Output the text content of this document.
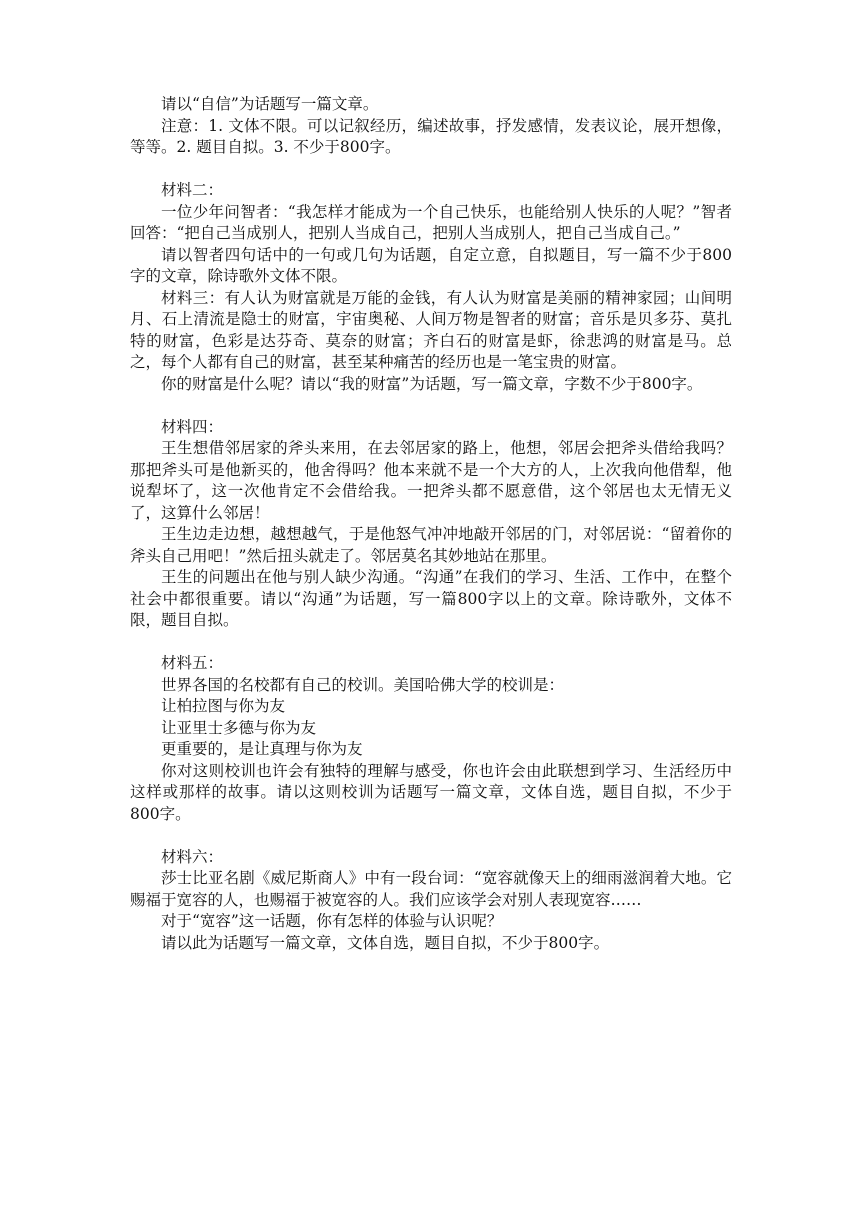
请以“自信”为话题写一篇文章。

注意：1. 文体不限。可以记叙经历，编述故事，抒发感情，发表议论，展开想像，等等。2. 题目自拟。3. 不少于800字。

材料二：

一位少年问智者：“我怎样才能成为一个自己快乐，也能给别人快乐的人呢？”智者回答：“把自己当成别人，把别人当成自己，把别人当成别人，把自己当成自己。”

请以智者四句话中的一句或几句为话题，自定立意，自拟题目，写一篇不少于800字的文章，除诗歌外文体不限。

材料三：有人认为财富就是万能的金钱，有人认为财富是美丽的精神家园；山间明月、石上清流是隐士的财富，宇宙奥秘、人间万物是智者的财富；音乐是贝多芬、莫扎特的财富，色彩是达芬奇、莫奈的财富；齐白石的财富是虾，徐悲鸿的财富是马。总之，每个人都有自己的财富，甚至某种痛苦的经历也是一笔宝贵的财富。

你的财富是什么呢？请以“我的财富”为话题，写一篇文章，字数不少于800字。

材料四：

王生想借邻居家的斧头来用，在去邻居家的路上，他想，邻居会把斧头借给我吗？那把斧头可是他新买的，他舍得吗？他本来就不是一个大方的人，上次我向他借犁，他说犁坏了，这一次他肯定不会借给我。一把斧头都不愿意借，这个邻居也太无情无义了，这算什么邻居！

王生边走边想，越想越气，于是他怒气冲冲地敲开邻居的门，对邻居说：“留着你的斧头自己用吧！”然后扭头就走了。邻居莫名其妙地站在那里。

王生的问题出在他与别人缺少沟通。“沟通”在我们的学习、生活、工作中，在整个社会中都很重要。请以“沟通”为话题，写一篇800字以上的文章。除诗歌外，文体不限，题目自拟。

材料五：

世界各国的名校都有自己的校训。美国哈佛大学的校训是：

让柏拉图与你为友

让亚里士多德与你为友

更重要的，是让真理与你为友

你对这则校训也许会有独特的理解与感受，你也许会由此联想到学习、生活经历中这样或那样的故事。请以这则校训为话题写一篇文章，文体自选，题目自拟，不少于800字。

材料六：

莎士比亚名剧《威尼斯商人》中有一段台词：“宽容就像天上的细雨滋润着大地。它赐福于宽容的人，也赐福于被宽容的人。我们应该学会对别人表现宽容……

对于“宽容”这一话题，你有怎样的体验与认识呢？

请以此为话题写一篇文章，文体自选，题目自拟，不少于800字。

§ Task statement:
Output every entry verbatim. Pictures do not belong in the copy.

§ Solution for this exercise:
Output the text content of this document.
请以“自信”为话题写一篇文章。

注意：1. 文体不限。可以记叙经历，编述故事，抒发感情，发表议论，展开想像，等等。2. 题目自拟。3. 不少于800字。

材料二：

一位少年问智者：“我怎样才能成为一个自己快乐，也能给别人快乐的人呢？”智者回答：“把自己当成别人，把别人当成自己，把别人当成别人，把自己当成自己。”

请以智者四句话中的一句或几句为话题，自定立意，自拟题目，写一篇不少于800字的文章，除诗歌外文体不限。

材料三：有人认为财富就是万能的金钱，有人认为财富是美丽的精神家园；山间明月、石上清流是隐士的财富，宇宙奥秘、人间万物是智者的财富；音乐是贝多芬、莫扎特的财富，色彩是达芬奇、莫奈的财富；齐白石的财富是虾，徐悲鸿的财富是马。总之，每个人都有自己的财富，甚至某种痛苦的经历也是一笔宝贵的财富。

你的财富是什么呢？请以“我的财富”为话题，写一篇文章，字数不少于800字。

材料四：

王生想借邻居家的斧头来用，在去邻居家的路上，他想，邻居会把斧头借给我吗？那把斧头可是他新买的，他舍得吗？他本来就不是一个大方的人，上次我向他借犁，他说犁坏了，这一次他肯定不会借给我。一把斧头都不愿意借，这个邻居也太无情无义了，这算什么邻居！

王生边走边想，越想越气，于是他怒气冲冲地敲开邻居的门，对邻居说：“留着你的斧头自己用吧！”然后扭头就走了。邻居莫名其妙地站在那里。

王生的问题出在他与别人缺少沟通。“沟通”在我们的学习、生活、工作中，在整个社会中都很重要。请以“沟通”为话题，写一篇800字以上的文章。除诗歌外，文体不限，题目自拟。

材料五：

世界各国的名校都有自己的校训。美国哈佛大学的校训是：

让柏拉图与你为友

让亚里士多德与你为友

更重要的，是让真理与你为友

你对这则校训也许会有独特的理解与感受，你也许会由此联想到学习、生活经历中这样或那样的故事。请以这则校训为话题写一篇文章，文体自选，题目自拟，不少于800字。

材料六：

莎士比亚名剧《威尼斯商人》中有一段台词：“宽容就像天上的细雨滋润着大地。它赐福于宽容的人，也赐福于被宽容的人。我们应该学会对别人表现宽容……

对于“宽容”这一话题，你有怎样的体验与认识呢？

请以此为话题写一篇文章，文体自选，题目自拟，不少于800字。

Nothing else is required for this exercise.